** The problem **
Write out the material exactly, leaving every picture behind.

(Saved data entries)
####################
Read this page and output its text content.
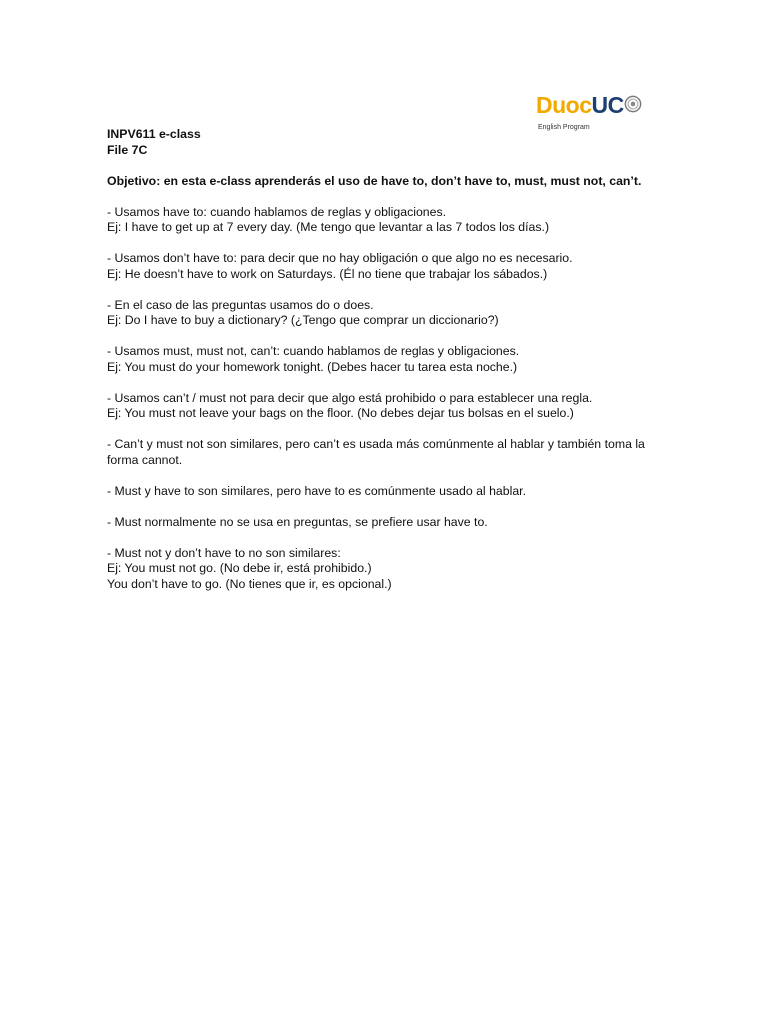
DuocUC
English Program

INPV611 e-class

File 7C

Objetivo: en esta e-class aprenderás el uso de have to, don’t have to, must, must not, can’t.

- Usamos have to: cuando hablamos de reglas y obligaciones.

Ej: I have to get up at 7 every day. (Me tengo que levantar a las 7 todos los días.)

- Usamos don’t have to: para decir que no hay obligación o que algo no es necesario.

Ej: He doesn’t have to work on Saturdays. (Él no tiene que trabajar los sábados.)

- En el caso de las preguntas usamos do o does.

Ej: Do I have to buy a dictionary? (¿Tengo que comprar un diccionario?)

- Usamos must, must not, can’t: cuando hablamos de reglas y obligaciones.

Ej: You must do your homework tonight. (Debes hacer tu tarea esta noche.)

- Usamos can’t / must not para decir que algo está prohibido o para establecer una regla.

Ej: You must not leave your bags on the floor. (No debes dejar tus bolsas en el suelo.)

- Can’t y must not son similares, pero can’t es usada más comúnmente al hablar y también toma la forma cannot.

- Must y have to son similares, pero have to es comúnmente usado al hablar.

- Must normalmente no se usa en preguntas, se prefiere usar have to.

- Must not y don’t have to no son similares:

Ej: You must not go. (No debe ir, está prohibido.)

You don’t have to go. (No tienes que ir, es opcional.)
####################
** Solution **
Read this page and output its text content.
DuocUC
English Program

INPV611 e-class

File 7C

Objetivo: en esta e-class aprenderás el uso de have to, don’t have to, must, must not, can’t.

- Usamos have to: cuando hablamos de reglas y obligaciones.

Ej: I have to get up at 7 every day. (Me tengo que levantar a las 7 todos los días.)

- Usamos don’t have to: para decir que no hay obligación o que algo no es necesario.

Ej: He doesn’t have to work on Saturdays. (Él no tiene que trabajar los sábados.)

- En el caso de las preguntas usamos do o does.

Ej: Do I have to buy a dictionary? (¿Tengo que comprar un diccionario?)

- Usamos must, must not, can’t: cuando hablamos de reglas y obligaciones.

Ej: You must do your homework tonight. (Debes hacer tu tarea esta noche.)

- Usamos can’t / must not para decir que algo está prohibido o para establecer una regla.

Ej: You must not leave your bags on the floor. (No debes dejar tus bolsas en el suelo.)

- Can’t y must not son similares, pero can’t es usada más comúnmente al hablar y también toma la forma cannot.

- Must y have to son similares, pero have to es comúnmente usado al hablar.

- Must normalmente no se usa en preguntas, se prefiere usar have to.

- Must not y don’t have to no son similares:

Ej: You must not go. (No debe ir, está prohibido.)

You don’t have to go. (No tienes que ir, es opcional.)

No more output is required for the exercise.